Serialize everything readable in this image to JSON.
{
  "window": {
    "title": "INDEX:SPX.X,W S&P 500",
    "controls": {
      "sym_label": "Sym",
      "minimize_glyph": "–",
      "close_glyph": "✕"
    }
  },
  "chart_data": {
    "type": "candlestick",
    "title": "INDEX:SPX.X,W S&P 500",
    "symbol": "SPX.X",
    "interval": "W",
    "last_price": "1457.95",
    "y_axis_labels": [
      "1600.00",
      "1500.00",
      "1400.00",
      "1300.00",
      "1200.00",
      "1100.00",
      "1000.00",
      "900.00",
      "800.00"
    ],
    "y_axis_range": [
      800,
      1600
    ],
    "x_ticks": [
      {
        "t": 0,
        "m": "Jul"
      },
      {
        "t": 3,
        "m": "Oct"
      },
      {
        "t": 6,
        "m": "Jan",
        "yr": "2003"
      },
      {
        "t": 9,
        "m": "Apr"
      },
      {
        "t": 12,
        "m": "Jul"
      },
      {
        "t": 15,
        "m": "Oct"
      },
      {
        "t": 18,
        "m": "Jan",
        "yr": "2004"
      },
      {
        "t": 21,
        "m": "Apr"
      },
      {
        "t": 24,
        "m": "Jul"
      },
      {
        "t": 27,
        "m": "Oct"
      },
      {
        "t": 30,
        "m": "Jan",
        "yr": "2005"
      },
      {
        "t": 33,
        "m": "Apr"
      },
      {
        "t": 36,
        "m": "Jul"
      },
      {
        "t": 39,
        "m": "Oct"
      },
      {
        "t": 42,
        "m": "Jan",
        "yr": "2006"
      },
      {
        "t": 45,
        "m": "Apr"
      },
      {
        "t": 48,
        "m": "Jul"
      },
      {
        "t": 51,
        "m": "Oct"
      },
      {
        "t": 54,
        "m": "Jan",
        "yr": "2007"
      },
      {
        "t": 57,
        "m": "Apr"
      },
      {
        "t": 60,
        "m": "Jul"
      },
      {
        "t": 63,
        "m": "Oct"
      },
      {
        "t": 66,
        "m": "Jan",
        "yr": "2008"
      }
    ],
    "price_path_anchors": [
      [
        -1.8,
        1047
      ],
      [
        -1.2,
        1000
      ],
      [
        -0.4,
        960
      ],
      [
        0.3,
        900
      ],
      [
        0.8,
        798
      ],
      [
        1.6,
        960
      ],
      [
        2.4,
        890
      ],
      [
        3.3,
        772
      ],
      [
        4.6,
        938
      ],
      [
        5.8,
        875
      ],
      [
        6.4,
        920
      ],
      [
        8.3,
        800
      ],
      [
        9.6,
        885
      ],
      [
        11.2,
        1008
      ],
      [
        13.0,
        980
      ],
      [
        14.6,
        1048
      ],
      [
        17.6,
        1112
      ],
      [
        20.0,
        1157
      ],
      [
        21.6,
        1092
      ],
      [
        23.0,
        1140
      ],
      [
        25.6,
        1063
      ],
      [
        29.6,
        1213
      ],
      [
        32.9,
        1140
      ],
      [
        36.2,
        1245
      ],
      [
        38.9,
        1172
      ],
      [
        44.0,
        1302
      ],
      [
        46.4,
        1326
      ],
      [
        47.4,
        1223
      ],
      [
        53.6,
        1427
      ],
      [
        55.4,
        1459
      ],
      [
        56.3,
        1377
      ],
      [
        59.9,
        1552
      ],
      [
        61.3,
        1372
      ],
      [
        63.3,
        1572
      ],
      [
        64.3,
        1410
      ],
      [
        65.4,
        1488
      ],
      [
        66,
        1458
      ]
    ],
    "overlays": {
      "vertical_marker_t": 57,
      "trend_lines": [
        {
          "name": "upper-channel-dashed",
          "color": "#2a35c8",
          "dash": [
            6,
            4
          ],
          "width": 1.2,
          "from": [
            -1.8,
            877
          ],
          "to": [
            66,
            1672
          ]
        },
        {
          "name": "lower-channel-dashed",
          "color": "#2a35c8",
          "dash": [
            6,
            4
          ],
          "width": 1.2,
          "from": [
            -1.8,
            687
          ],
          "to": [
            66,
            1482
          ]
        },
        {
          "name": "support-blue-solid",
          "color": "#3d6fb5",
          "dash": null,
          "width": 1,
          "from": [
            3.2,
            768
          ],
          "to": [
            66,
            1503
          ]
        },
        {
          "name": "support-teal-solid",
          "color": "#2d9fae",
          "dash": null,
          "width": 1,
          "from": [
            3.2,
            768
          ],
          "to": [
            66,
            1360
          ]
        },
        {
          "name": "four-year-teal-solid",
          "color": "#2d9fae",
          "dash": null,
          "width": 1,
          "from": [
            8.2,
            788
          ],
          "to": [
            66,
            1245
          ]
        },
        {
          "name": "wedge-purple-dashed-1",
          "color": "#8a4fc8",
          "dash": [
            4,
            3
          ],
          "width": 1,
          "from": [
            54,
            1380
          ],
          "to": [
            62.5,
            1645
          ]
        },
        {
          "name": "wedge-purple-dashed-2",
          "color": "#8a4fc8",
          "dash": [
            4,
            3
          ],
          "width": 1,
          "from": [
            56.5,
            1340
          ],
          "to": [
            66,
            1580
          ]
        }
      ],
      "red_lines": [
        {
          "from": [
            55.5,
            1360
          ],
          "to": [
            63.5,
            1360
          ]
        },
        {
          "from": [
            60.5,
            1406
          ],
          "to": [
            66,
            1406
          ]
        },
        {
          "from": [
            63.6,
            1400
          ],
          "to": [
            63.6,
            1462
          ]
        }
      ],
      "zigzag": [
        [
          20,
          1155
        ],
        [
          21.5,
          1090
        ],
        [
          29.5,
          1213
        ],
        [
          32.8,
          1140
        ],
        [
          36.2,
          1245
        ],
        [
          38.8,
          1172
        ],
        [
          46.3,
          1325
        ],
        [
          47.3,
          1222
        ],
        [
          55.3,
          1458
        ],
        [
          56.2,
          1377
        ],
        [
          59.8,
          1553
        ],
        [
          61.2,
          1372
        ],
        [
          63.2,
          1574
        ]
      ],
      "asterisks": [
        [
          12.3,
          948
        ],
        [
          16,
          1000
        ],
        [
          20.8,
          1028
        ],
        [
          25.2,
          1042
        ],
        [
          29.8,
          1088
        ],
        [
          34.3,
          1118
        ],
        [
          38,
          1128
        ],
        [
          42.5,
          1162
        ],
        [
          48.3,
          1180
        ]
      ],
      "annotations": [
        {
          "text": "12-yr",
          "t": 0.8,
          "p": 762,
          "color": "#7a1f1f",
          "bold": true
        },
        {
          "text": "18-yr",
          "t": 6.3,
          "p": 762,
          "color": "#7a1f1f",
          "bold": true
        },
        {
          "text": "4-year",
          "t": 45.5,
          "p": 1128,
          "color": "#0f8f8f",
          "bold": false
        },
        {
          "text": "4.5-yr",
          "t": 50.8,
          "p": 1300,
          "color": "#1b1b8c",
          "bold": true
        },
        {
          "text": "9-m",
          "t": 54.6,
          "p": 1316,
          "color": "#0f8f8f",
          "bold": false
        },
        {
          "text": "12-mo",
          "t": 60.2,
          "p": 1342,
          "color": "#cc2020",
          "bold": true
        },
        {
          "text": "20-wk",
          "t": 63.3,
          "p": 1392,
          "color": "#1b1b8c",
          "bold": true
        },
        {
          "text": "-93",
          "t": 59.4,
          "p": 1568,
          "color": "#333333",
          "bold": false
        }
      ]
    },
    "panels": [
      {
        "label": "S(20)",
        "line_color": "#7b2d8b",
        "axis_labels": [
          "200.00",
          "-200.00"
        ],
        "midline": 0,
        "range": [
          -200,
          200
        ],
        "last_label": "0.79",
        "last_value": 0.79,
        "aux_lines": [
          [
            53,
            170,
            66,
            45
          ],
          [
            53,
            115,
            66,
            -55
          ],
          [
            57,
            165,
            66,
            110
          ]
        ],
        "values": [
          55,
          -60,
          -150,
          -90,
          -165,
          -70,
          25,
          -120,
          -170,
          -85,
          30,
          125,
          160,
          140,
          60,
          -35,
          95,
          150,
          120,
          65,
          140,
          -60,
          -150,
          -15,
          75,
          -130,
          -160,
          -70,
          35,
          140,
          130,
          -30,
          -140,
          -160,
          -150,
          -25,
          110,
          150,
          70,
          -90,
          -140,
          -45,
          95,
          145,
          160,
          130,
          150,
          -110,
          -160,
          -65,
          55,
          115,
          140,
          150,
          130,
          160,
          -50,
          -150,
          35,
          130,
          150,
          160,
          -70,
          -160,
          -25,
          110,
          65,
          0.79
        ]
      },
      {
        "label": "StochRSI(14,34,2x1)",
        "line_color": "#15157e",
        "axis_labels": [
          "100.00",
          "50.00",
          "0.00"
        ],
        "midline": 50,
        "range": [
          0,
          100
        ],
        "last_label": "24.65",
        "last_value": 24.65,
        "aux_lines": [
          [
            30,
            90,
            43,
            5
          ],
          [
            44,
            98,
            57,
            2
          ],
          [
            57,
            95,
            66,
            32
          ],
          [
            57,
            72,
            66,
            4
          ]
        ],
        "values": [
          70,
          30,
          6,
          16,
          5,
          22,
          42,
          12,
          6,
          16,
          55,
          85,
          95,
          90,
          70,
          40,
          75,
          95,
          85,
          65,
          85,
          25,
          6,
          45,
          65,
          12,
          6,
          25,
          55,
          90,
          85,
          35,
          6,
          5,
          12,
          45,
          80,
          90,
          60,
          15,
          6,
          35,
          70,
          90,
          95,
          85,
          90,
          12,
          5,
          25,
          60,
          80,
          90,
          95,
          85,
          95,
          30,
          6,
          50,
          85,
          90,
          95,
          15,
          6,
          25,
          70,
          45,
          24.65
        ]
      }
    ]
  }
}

====

- _Request_:
Find the lines of the material that hold the word "dashed" and report their count alone.

- _Reply to the exercise_:
4